**Action item A**.
Rewrite the Mountain Iron census passage starting at "65.8% of residents" and ending at "rate was 6.4%.", with "residents" changed to "inhabitants".
**Action item B**.
Extend the Mountain Iron census passage, picking up after its final sentence.

**Passage to read**.
- - - - -

65.8% of residents lived in urban areas, while 34.2% lived in rural areas.

There were 1,322 households in Mountain Iron, of which 22.2% had children under the age of 18 living in them. Of all households, 44.4% were married-couple households, 19.8% were households with a male householder and no spouse or partner present, and 28.2% were households with a female householder and no spouse or partner present. About 36.1% of all households were made up of individuals and 14.8% had someone living alone who was 65 years of age or older.

There were 1,425 housing units, of which 7.2% were vacant. The homeowner vacancy rate was 1.2% and the rental vacancy rate was 6.4%.

Racial composition as of the 2020 census
| Race | Number | Percent |
|---|---|---|
| White | 2,674 | 92.9% |
| Black or African American | 17 | 0.6% |
| American Indian and Alaska Native | 37 | 1.3% |
| Asian | 14 | 0.5% |
| Native Hawaiian and Other Pacific Islander | 0 | 0.0% |
| Some other race | 4 | 0.1% |
| Two or more races | 132 | 4.6% |
| Hispanic or Latino (of any race) | 14 | 0.5% |

===2010 census===
As of the census of 2010, there were 2,869 people, 1,336 households, and 796 families living in the city. The population density was 41.9 PD/sqmi. There were 1,442 housing units at an average density of 21.0 /sqmi. The racial makeup of the city was 96.8% White, 0.3% African American, 0.7% Native American, 0.2% Asian, and 2.0% from two or more races. Hispanic or Latino of any race were 0.6% of the population.

There were 1,336 households, of which 24.8% had children under the age of 18 living with them, 44.7% were married couples living together, 10.3% had a female householder with no husband present, 4.6% had a male householder with no wife present, and 40.4% were non-families. 35.9% of all households were made up of individuals, and 14.4% had someone living alone who was 65 years of age or older. The average household size was 2.14 and the average family size was 2.72.

- - - - -

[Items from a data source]
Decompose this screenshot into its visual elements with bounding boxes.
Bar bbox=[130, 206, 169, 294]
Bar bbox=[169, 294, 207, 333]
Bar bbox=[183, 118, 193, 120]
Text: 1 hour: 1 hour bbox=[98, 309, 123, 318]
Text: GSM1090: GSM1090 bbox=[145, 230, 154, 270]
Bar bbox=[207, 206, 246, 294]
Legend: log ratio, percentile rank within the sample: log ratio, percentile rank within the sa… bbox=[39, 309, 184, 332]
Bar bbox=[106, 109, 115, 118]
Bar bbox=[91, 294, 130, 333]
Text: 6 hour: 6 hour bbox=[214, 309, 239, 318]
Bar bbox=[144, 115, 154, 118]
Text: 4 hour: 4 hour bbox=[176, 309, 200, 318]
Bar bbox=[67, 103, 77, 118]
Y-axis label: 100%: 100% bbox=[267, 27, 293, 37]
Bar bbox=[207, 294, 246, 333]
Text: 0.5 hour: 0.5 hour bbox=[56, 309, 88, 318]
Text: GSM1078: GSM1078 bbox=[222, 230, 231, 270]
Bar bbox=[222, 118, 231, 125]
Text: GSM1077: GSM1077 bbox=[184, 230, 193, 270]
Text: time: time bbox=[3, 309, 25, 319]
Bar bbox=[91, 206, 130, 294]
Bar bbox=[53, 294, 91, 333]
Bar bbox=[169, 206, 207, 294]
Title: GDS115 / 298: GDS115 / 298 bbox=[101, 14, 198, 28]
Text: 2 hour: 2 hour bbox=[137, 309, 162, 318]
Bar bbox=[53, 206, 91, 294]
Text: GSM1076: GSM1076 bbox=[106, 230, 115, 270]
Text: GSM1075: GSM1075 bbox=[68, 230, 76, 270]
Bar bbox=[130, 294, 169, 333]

- - - - -

**Result A**.
65.8% of inhabitants lived in urban areas, while 34.2% lived in rural areas.

There were 1,322 households in Mountain Iron, of which 22.2% had children under the age of 18 living in them. Of all households, 44.4% were married-couple households, 19.8% were households with a male householder and no spouse or partner present, and 28.2% were households with a female householder and no spouse or partner present. About 36.1% of all households were made up of individuals and 14.8% had someone living alone who was 65 years of age or older.

There were 1,425 housing units, of which 7.2% were vacant. The homeowner vacancy rate was 1.2% and the rental vacancy rate was 6.4%.

**Result B**.
The median age in the city was 45.4 years. 20.7% of residents were under the age of 18; 7.2% were between the ages of 18 and 24; 21.8% were from 25 to 44; 33% were from 45 to 64; and 17.4% were 65 years of age or older. The gender makeup of the city was 49.8% male and 50.2% female.

===2000 census===
As of the census of 2000, there were 2,999 people, 1,326 households, and 847 families living in the city. The population density was 60.7 PD/sqmi. There were 1,409 housing units at an average density of 28.5 /sqmi. The racial makeup of the city was 98.30% White, 0.77% Native American, 0.23% Asian, 0.13% from other races, and 0.57% from two or more races. Hispanic or Latino of any race were 0.40% of the population. 27.3% were of Finnish, 11.2% German, 9.8% Italian, 8.8% Norwegian, 6.1% Swedish and 5.1% Slovene ancestry.

There were 1,326 households, out of which 27.6% had children under the age of 18 living with them, 50.2% were married couples living together, 10.1% had a female householder with no husband present, and 36.1% were non-families. 31.2% of all households were made up of individuals, and 13.4% had someone living alone who was 65 years of age or older. The average household size was 2.26 and the average family size was 2.83.

In the city, the population was spread out, with 22.9% under the age of 18, 9.4% from 18 to 24, 24.3% from 25 to 44, 27.9% from 45 to 64, and 15.5% who were 65 years of age or older. The median age was 41 years. For every 100 females, there were 94.0 males. For every 100 females age 18 and over, there were 90.4 males.

The median income for a household in the city was $35,163, and the median income for a family was $52,695. Males had a median income of $41,806 versus $22,837 for females. The per capita income for the city was $18,761. About 7.8% of families and 10.7% of the population were below the poverty line, including 17.0% of those under age 18 and 5.4% of those age 65 or over.